## start INFORMATION PROVIDED

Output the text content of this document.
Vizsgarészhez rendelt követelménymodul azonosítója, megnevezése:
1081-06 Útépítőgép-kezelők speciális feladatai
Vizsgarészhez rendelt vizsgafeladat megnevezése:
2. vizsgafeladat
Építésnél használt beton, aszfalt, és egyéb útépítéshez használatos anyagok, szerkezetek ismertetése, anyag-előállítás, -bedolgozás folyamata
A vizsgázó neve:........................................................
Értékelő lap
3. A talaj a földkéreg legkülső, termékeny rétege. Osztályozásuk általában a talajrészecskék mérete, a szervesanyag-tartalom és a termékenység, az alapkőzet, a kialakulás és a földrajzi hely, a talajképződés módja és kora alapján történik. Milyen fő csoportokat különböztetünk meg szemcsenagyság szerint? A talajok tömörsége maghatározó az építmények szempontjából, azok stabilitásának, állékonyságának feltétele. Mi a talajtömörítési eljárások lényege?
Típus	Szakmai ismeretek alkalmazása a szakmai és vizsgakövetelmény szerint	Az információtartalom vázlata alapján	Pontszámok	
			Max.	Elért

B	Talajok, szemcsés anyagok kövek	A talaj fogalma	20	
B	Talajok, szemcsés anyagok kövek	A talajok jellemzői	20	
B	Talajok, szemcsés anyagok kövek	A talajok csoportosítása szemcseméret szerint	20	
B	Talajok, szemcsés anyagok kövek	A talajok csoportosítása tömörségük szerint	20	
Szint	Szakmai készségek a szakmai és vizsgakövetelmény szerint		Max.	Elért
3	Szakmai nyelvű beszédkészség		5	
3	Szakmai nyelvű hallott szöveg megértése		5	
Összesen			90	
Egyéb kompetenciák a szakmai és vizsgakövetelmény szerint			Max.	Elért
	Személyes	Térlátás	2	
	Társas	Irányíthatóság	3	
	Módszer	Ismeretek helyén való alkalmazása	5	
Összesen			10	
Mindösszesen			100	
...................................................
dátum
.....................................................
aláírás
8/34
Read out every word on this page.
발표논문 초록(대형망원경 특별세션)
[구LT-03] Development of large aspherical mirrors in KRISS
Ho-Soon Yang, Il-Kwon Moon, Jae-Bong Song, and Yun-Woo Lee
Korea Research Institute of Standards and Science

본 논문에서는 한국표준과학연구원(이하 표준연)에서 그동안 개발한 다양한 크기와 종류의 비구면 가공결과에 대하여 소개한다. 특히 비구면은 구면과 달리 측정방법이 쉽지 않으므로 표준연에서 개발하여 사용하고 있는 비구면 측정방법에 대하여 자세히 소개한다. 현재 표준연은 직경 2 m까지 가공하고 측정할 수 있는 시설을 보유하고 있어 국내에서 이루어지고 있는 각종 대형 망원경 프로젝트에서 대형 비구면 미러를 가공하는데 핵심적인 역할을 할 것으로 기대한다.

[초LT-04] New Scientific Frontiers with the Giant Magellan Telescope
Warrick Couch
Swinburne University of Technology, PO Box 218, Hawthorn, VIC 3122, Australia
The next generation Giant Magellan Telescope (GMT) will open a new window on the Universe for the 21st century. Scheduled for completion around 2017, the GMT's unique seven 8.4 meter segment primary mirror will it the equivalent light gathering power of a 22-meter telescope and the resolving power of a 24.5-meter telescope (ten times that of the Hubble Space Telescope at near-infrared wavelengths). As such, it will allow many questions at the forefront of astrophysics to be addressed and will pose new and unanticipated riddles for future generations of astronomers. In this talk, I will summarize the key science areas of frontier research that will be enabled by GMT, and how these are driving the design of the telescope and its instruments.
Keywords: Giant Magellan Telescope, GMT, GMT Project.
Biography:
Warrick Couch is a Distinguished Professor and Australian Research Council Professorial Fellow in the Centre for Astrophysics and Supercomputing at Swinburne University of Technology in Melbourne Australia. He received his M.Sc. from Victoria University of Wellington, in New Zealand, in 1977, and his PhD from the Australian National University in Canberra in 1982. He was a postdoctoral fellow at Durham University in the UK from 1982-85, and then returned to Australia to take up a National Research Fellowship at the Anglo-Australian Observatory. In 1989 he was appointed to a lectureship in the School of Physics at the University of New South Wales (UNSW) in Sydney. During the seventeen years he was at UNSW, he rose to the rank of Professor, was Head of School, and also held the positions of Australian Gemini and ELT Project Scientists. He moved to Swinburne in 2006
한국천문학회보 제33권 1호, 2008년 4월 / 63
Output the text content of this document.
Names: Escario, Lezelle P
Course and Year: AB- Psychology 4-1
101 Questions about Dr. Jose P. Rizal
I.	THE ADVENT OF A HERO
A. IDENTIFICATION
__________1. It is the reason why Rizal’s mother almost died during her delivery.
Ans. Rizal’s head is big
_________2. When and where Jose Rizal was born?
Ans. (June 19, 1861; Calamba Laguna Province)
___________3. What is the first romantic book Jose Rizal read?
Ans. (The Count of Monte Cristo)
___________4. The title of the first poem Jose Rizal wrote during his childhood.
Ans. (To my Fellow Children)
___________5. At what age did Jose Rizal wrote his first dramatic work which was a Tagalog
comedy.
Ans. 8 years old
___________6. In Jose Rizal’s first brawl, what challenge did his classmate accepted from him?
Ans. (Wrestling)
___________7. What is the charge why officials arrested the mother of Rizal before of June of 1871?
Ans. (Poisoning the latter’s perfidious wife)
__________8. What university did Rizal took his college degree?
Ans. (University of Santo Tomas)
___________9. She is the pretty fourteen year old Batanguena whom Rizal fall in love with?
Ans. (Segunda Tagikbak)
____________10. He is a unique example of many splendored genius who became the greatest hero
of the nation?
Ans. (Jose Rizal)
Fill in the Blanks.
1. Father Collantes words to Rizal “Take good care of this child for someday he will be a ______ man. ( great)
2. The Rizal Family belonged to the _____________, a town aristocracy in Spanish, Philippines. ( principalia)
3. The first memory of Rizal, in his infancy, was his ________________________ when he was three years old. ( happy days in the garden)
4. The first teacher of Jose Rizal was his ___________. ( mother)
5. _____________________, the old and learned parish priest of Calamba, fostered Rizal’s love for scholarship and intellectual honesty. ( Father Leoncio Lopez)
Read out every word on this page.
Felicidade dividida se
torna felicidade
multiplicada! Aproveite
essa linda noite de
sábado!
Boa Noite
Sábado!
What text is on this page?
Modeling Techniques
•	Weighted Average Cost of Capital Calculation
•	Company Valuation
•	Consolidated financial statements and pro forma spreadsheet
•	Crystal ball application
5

## end INFORMATION PROVIDED

Take the lines above and retype all of them exactly.

Output the text content of this document.
Vizsgarészhez rendelt követelménymodul azonosítója, megnevezése:
1081-06 Útépítőgép-kezelők speciális feladatai
Vizsgarészhez rendelt vizsgafeladat megnevezése:
2. vizsgafeladat
Építésnél használt beton, aszfalt, és egyéb útépítéshez használatos anyagok, szerkezetek ismertetése, anyag-előállítás, -bedolgozás folyamata
A vizsgázó neve:........................................................
Értékelő lap
3. A talaj a földkéreg legkülső, termékeny rétege. Osztályozásuk általában a talajrészecskék mérete, a szervesanyag-tartalom és a termékenység, az alapkőzet, a kialakulás és a földrajzi hely, a talajképződés módja és kora alapján történik. Milyen fő csoportokat különböztetünk meg szemcsenagyság szerint? A talajok tömörsége maghatározó az építmények szempontjából, azok stabilitásának, állékonyságának feltétele. Mi a talajtömörítési eljárások lényege?
Típus	Szakmai ismeretek alkalmazása a szakmai és vizsgakövetelmény szerint	Az információtartalom vázlata alapján	Pontszámok	
			Max.	Elért

B	Talajok, szemcsés anyagok kövek	A talaj fogalma	20	
B	Talajok, szemcsés anyagok kövek	A talajok jellemzői	20	
B	Talajok, szemcsés anyagok kövek	A talajok csoportosítása szemcseméret szerint	20	
B	Talajok, szemcsés anyagok kövek	A talajok csoportosítása tömörségük szerint	20	
Szint	Szakmai készségek a szakmai és vizsgakövetelmény szerint		Max.	Elért
3	Szakmai nyelvű beszédkészség		5	
3	Szakmai nyelvű hallott szöveg megértése		5	
Összesen			90	
Egyéb kompetenciák a szakmai és vizsgakövetelmény szerint			Max.	Elért
	Személyes	Térlátás	2	
	Társas	Irányíthatóság	3	
	Módszer	Ismeretek helyén való alkalmazása	5	
Összesen			10	
Mindösszesen			100	
...................................................
dátum
.....................................................
aláírás
8/34
Read out every word on this page.
발표논문 초록(대형망원경 특별세션)
[구LT-03] Development of large aspherical mirrors in KRISS
Ho-Soon Yang, Il-Kwon Moon, Jae-Bong Song, and Yun-Woo Lee
Korea Research Institute of Standards and Science

본 논문에서는 한국표준과학연구원(이하 표준연)에서 그동안 개발한 다양한 크기와 종류의 비구면 가공결과에 대하여 소개한다. 특히 비구면은 구면과 달리 측정방법이 쉽지 않으므로 표준연에서 개발하여 사용하고 있는 비구면 측정방법에 대하여 자세히 소개한다. 현재 표준연은 직경 2 m까지 가공하고 측정할 수 있는 시설을 보유하고 있어 국내에서 이루어지고 있는 각종 대형 망원경 프로젝트에서 대형 비구면 미러를 가공하는데 핵심적인 역할을 할 것으로 기대한다.

[초LT-04] New Scientific Frontiers with the Giant Magellan Telescope
Warrick Couch
Swinburne University of Technology, PO Box 218, Hawthorn, VIC 3122, Australia
The next generation Giant Magellan Telescope (GMT) will open a new window on the Universe for the 21st century. Scheduled for completion around 2017, the GMT's unique seven 8.4 meter segment primary mirror will it the equivalent light gathering power of a 22-meter telescope and the resolving power of a 24.5-meter telescope (ten times that of the Hubble Space Telescope at near-infrared wavelengths). As such, it will allow many questions at the forefront of astrophysics to be addressed and will pose new and unanticipated riddles for future generations of astronomers. In this talk, I will summarize the key science areas of frontier research that will be enabled by GMT, and how these are driving the design of the telescope and its instruments.
Keywords: Giant Magellan Telescope, GMT, GMT Project.
Biography:
Warrick Couch is a Distinguished Professor and Australian Research Council Professorial Fellow in the Centre for Astrophysics and Supercomputing at Swinburne University of Technology in Melbourne Australia. He received his M.Sc. from Victoria University of Wellington, in New Zealand, in 1977, and his PhD from the Australian National University in Canberra in 1982. He was a postdoctoral fellow at Durham University in the UK from 1982-85, and then returned to Australia to take up a National Research Fellowship at the Anglo-Australian Observatory. In 1989 he was appointed to a lectureship in the School of Physics at the University of New South Wales (UNSW) in Sydney. During the seventeen years he was at UNSW, he rose to the rank of Professor, was Head of School, and also held the positions of Australian Gemini and ELT Project Scientists. He moved to Swinburne in 2006
한국천문학회보 제33권 1호, 2008년 4월 / 63
Output the text content of this document.
Names: Escario, Lezelle P
Course and Year: AB- Psychology 4-1
101 Questions about Dr. Jose P. Rizal
I.	THE ADVENT OF A HERO
A. IDENTIFICATION
__________1. It is the reason why Rizal’s mother almost died during her delivery.
Ans. Rizal’s head is big
_________2. When and where Jose Rizal was born?
Ans. (June 19, 1861; Calamba Laguna Province)
___________3. What is the first romantic book Jose Rizal read?
Ans. (The Count of Monte Cristo)
___________4. The title of the first poem Jose Rizal wrote during his childhood.
Ans. (To my Fellow Children)
___________5. At what age did Jose Rizal wrote his first dramatic work which was a Tagalog
comedy.
Ans. 8 years old
___________6. In Jose Rizal’s first brawl, what challenge did his classmate accepted from him?
Ans. (Wrestling)
___________7. What is the charge why officials arrested the mother of Rizal before of June of 1871?
Ans. (Poisoning the latter’s perfidious wife)
__________8. What university did Rizal took his college degree?
Ans. (University of Santo Tomas)
___________9. She is the pretty fourteen year old Batanguena whom Rizal fall in love with?
Ans. (Segunda Tagikbak)
____________10. He is a unique example of many splendored genius who became the greatest hero
of the nation?
Ans. (Jose Rizal)
Fill in the Blanks.
1. Father Collantes words to Rizal “Take good care of this child for someday he will be a ______ man. ( great)
2. The Rizal Family belonged to the _____________, a town aristocracy in Spanish, Philippines. ( principalia)
3. The first memory of Rizal, in his infancy, was his ________________________ when he was three years old. ( happy days in the garden)
4. The first teacher of Jose Rizal was his ___________. ( mother)
5. _____________________, the old and learned parish priest of Calamba, fostered Rizal’s love for scholarship and intellectual honesty. ( Father Leoncio Lopez)
Read out every word on this page.
Felicidade dividida se
torna felicidade
multiplicada! Aproveite
essa linda noite de
sábado!
Boa Noite
Sábado!
What text is on this page?
Modeling Techniques
•	Weighted Average Cost of Capital Calculation
•	Company Valuation
•	Consolidated financial statements and pro forma spreadsheet
•	Crystal ball application
5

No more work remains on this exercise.